* Begin Dataset records *

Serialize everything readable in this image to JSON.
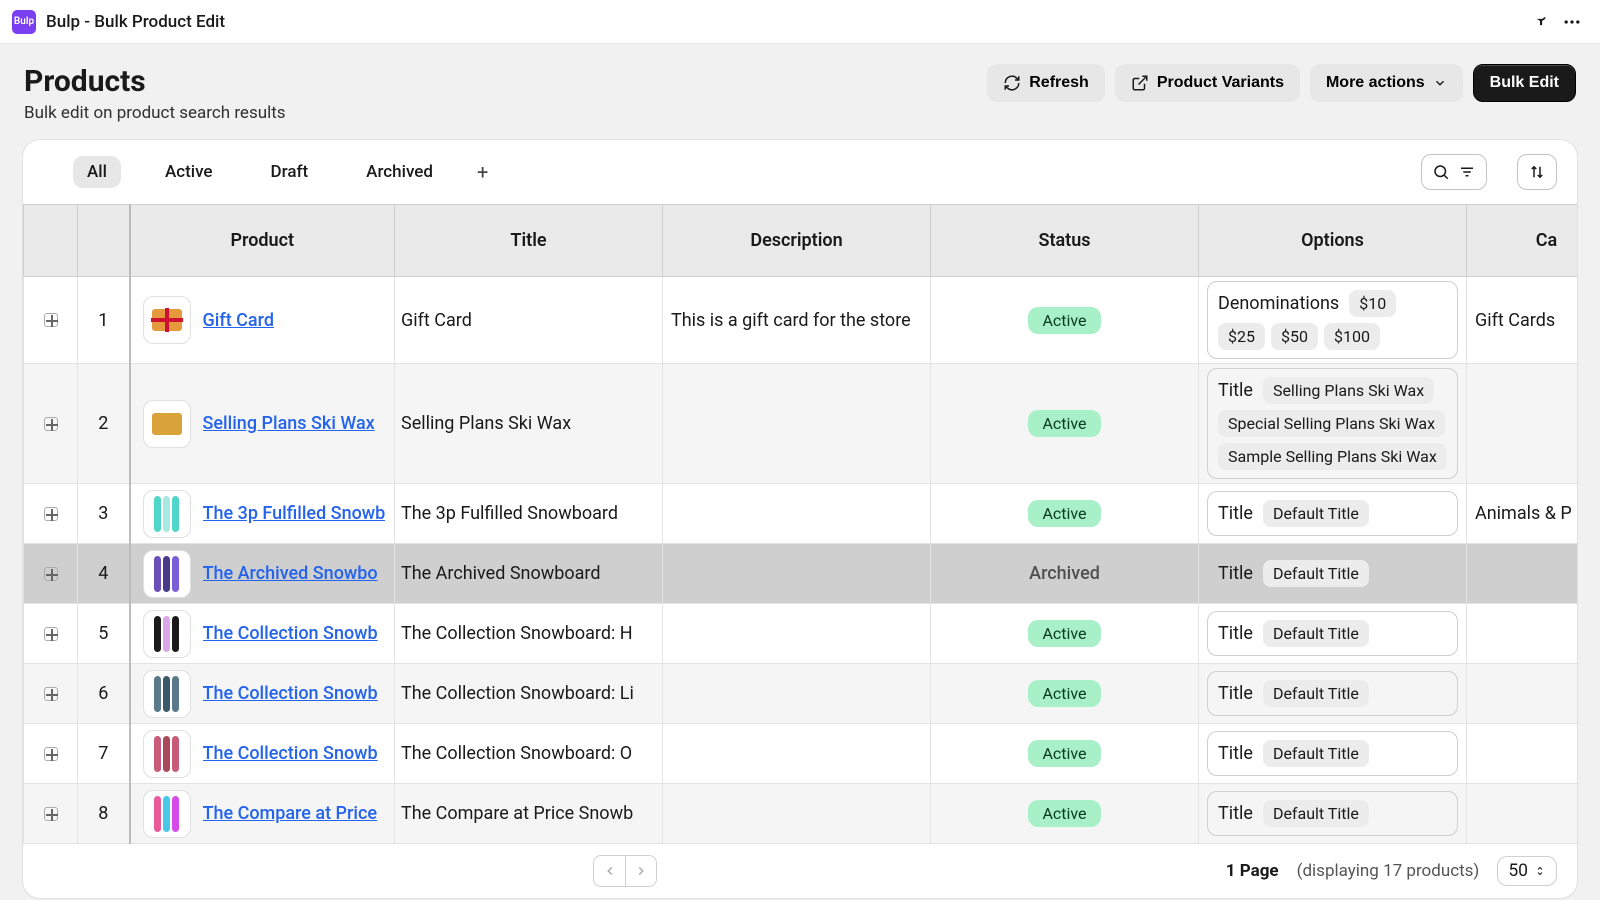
{
  "app": {
    "badge": "Bulp",
    "title": "Bulp - Bulk Product Edit"
  },
  "header": {
    "title": "Products",
    "subtitle": "Bulk edit on product search results",
    "refresh": "Refresh",
    "variants": "Product Variants",
    "more": "More actions",
    "bulk_edit": "Bulk Edit"
  },
  "tabs": {
    "all": "All",
    "active": "Active",
    "draft": "Draft",
    "archived": "Archived"
  },
  "columns": {
    "product": "Product",
    "title": "Title",
    "description": "Description",
    "status": "Status",
    "options": "Options",
    "category": "Ca"
  },
  "status_labels": {
    "active": "Active",
    "archived": "Archived"
  },
  "rows": [
    {
      "n": "1",
      "name": "Gift Card",
      "title": "Gift Card",
      "desc": "This is a gift card for the store",
      "status": "Active",
      "opt_name": "Denominations",
      "opts": [
        "$10",
        "$25",
        "$50",
        "$100"
      ],
      "cat": "Gift Cards",
      "zebra": false
    },
    {
      "n": "2",
      "name": "Selling Plans Ski Wax",
      "title": "Selling Plans Ski Wax",
      "desc": "",
      "status": "Active",
      "opt_name": "Title",
      "opts": [
        "Selling Plans Ski Wax",
        "Special Selling Plans Ski Wax",
        "Sample Selling Plans Ski Wax"
      ],
      "cat": "",
      "zebra": true
    },
    {
      "n": "3",
      "name": "The 3p Fulfilled Snowb",
      "title": "The 3p Fulfilled Snowboard",
      "desc": "",
      "status": "Active",
      "opt_name": "Title",
      "opts": [
        "Default Title"
      ],
      "cat": "Animals & P",
      "zebra": false
    },
    {
      "n": "4",
      "name": "The Archived Snowbo",
      "title": "The Archived Snowboard",
      "desc": "",
      "status": "Archived",
      "opt_name": "Title",
      "opts": [
        "Default Title"
      ],
      "cat": "",
      "zebra": false,
      "archived": true
    },
    {
      "n": "5",
      "name": "The Collection Snowb",
      "title": "The Collection Snowboard: H",
      "desc": "",
      "status": "Active",
      "opt_name": "Title",
      "opts": [
        "Default Title"
      ],
      "cat": "",
      "zebra": false
    },
    {
      "n": "6",
      "name": "The Collection Snowb",
      "title": "The Collection Snowboard: Li",
      "desc": "",
      "status": "Active",
      "opt_name": "Title",
      "opts": [
        "Default Title"
      ],
      "cat": "",
      "zebra": true
    },
    {
      "n": "7",
      "name": "The Collection Snowb",
      "title": "The Collection Snowboard: O",
      "desc": "",
      "status": "Active",
      "opt_name": "Title",
      "opts": [
        "Default Title"
      ],
      "cat": "",
      "zebra": false
    },
    {
      "n": "8",
      "name": "The Compare at Price",
      "title": "The Compare at Price Snowb",
      "desc": "",
      "status": "Active",
      "opt_name": "Title",
      "opts": [
        "Default Title"
      ],
      "cat": "",
      "zebra": true
    }
  ],
  "chart_data": {
    "type": "table",
    "title": "Products",
    "columns": [
      "#",
      "Product",
      "Title",
      "Description",
      "Status",
      "Options",
      "Category"
    ],
    "rows": [
      [
        "1",
        "Gift Card",
        "Gift Card",
        "This is a gift card for the store",
        "Active",
        "Denominations: $10,$25,$50,$100",
        "Gift Cards"
      ],
      [
        "2",
        "Selling Plans Ski Wax",
        "Selling Plans Ski Wax",
        "",
        "Active",
        "Title: Selling Plans Ski Wax, Special Selling Plans Ski Wax, Sample Selling Plans Ski Wax",
        ""
      ],
      [
        "3",
        "The 3p Fulfilled Snowboard",
        "The 3p Fulfilled Snowboard",
        "",
        "Active",
        "Title: Default Title",
        "Animals & P"
      ],
      [
        "4",
        "The Archived Snowboard",
        "The Archived Snowboard",
        "",
        "Archived",
        "Title: Default Title",
        ""
      ],
      [
        "5",
        "The Collection Snowboard: H",
        "The Collection Snowboard: H",
        "",
        "Active",
        "Title: Default Title",
        ""
      ],
      [
        "6",
        "The Collection Snowboard: Li",
        "The Collection Snowboard: Li",
        "",
        "Active",
        "Title: Default Title",
        ""
      ],
      [
        "7",
        "The Collection Snowboard: O",
        "The Collection Snowboard: O",
        "",
        "Active",
        "Title: Default Title",
        ""
      ],
      [
        "8",
        "The Compare at Price Snowboard",
        "The Compare at Price Snowb",
        "",
        "Active",
        "Title: Default Title",
        ""
      ]
    ]
  },
  "footer": {
    "page_label": "1 Page",
    "display": "(displaying 17 products)",
    "page_size": "50"
  }
}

* End Dataset records *

Pictures are excluded; copy all other data exactly as shown.

Serialize everything readable in this image to JSON.
{
  "app": {
    "badge": "Bulp",
    "title": "Bulp - Bulk Product Edit"
  },
  "header": {
    "title": "Products",
    "subtitle": "Bulk edit on product search results",
    "refresh": "Refresh",
    "variants": "Product Variants",
    "more": "More actions",
    "bulk_edit": "Bulk Edit"
  },
  "tabs": {
    "all": "All",
    "active": "Active",
    "draft": "Draft",
    "archived": "Archived"
  },
  "columns": {
    "product": "Product",
    "title": "Title",
    "description": "Description",
    "status": "Status",
    "options": "Options",
    "category": "Ca"
  },
  "status_labels": {
    "active": "Active",
    "archived": "Archived"
  },
  "rows": [
    {
      "n": "1",
      "name": "Gift Card",
      "title": "Gift Card",
      "desc": "This is a gift card for the store",
      "status": "Active",
      "opt_name": "Denominations",
      "opts": [
        "$10",
        "$25",
        "$50",
        "$100"
      ],
      "cat": "Gift Cards",
      "zebra": false
    },
    {
      "n": "2",
      "name": "Selling Plans Ski Wax",
      "title": "Selling Plans Ski Wax",
      "desc": "",
      "status": "Active",
      "opt_name": "Title",
      "opts": [
        "Selling Plans Ski Wax",
        "Special Selling Plans Ski Wax",
        "Sample Selling Plans Ski Wax"
      ],
      "cat": "",
      "zebra": true
    },
    {
      "n": "3",
      "name": "The 3p Fulfilled Snowb",
      "title": "The 3p Fulfilled Snowboard",
      "desc": "",
      "status": "Active",
      "opt_name": "Title",
      "opts": [
        "Default Title"
      ],
      "cat": "Animals & P",
      "zebra": false
    },
    {
      "n": "4",
      "name": "The Archived Snowbo",
      "title": "The Archived Snowboard",
      "desc": "",
      "status": "Archived",
      "opt_name": "Title",
      "opts": [
        "Default Title"
      ],
      "cat": "",
      "zebra": false,
      "archived": true
    },
    {
      "n": "5",
      "name": "The Collection Snowb",
      "title": "The Collection Snowboard: H",
      "desc": "",
      "status": "Active",
      "opt_name": "Title",
      "opts": [
        "Default Title"
      ],
      "cat": "",
      "zebra": false
    },
    {
      "n": "6",
      "name": "The Collection Snowb",
      "title": "The Collection Snowboard: Li",
      "desc": "",
      "status": "Active",
      "opt_name": "Title",
      "opts": [
        "Default Title"
      ],
      "cat": "",
      "zebra": true
    },
    {
      "n": "7",
      "name": "The Collection Snowb",
      "title": "The Collection Snowboard: O",
      "desc": "",
      "status": "Active",
      "opt_name": "Title",
      "opts": [
        "Default Title"
      ],
      "cat": "",
      "zebra": false
    },
    {
      "n": "8",
      "name": "The Compare at Price",
      "title": "The Compare at Price Snowb",
      "desc": "",
      "status": "Active",
      "opt_name": "Title",
      "opts": [
        "Default Title"
      ],
      "cat": "",
      "zebra": true
    }
  ],
  "chart_data": {
    "type": "table",
    "title": "Products",
    "columns": [
      "#",
      "Product",
      "Title",
      "Description",
      "Status",
      "Options",
      "Category"
    ],
    "rows": [
      [
        "1",
        "Gift Card",
        "Gift Card",
        "This is a gift card for the store",
        "Active",
        "Denominations: $10,$25,$50,$100",
        "Gift Cards"
      ],
      [
        "2",
        "Selling Plans Ski Wax",
        "Selling Plans Ski Wax",
        "",
        "Active",
        "Title: Selling Plans Ski Wax, Special Selling Plans Ski Wax, Sample Selling Plans Ski Wax",
        ""
      ],
      [
        "3",
        "The 3p Fulfilled Snowboard",
        "The 3p Fulfilled Snowboard",
        "",
        "Active",
        "Title: Default Title",
        "Animals & P"
      ],
      [
        "4",
        "The Archived Snowboard",
        "The Archived Snowboard",
        "",
        "Archived",
        "Title: Default Title",
        ""
      ],
      [
        "5",
        "The Collection Snowboard: H",
        "The Collection Snowboard: H",
        "",
        "Active",
        "Title: Default Title",
        ""
      ],
      [
        "6",
        "The Collection Snowboard: Li",
        "The Collection Snowboard: Li",
        "",
        "Active",
        "Title: Default Title",
        ""
      ],
      [
        "7",
        "The Collection Snowboard: O",
        "The Collection Snowboard: O",
        "",
        "Active",
        "Title: Default Title",
        ""
      ],
      [
        "8",
        "The Compare at Price Snowboard",
        "The Compare at Price Snowb",
        "",
        "Active",
        "Title: Default Title",
        ""
      ]
    ]
  },
  "footer": {
    "page_label": "1 Page",
    "display": "(displaying 17 products)",
    "page_size": "50"
  }
}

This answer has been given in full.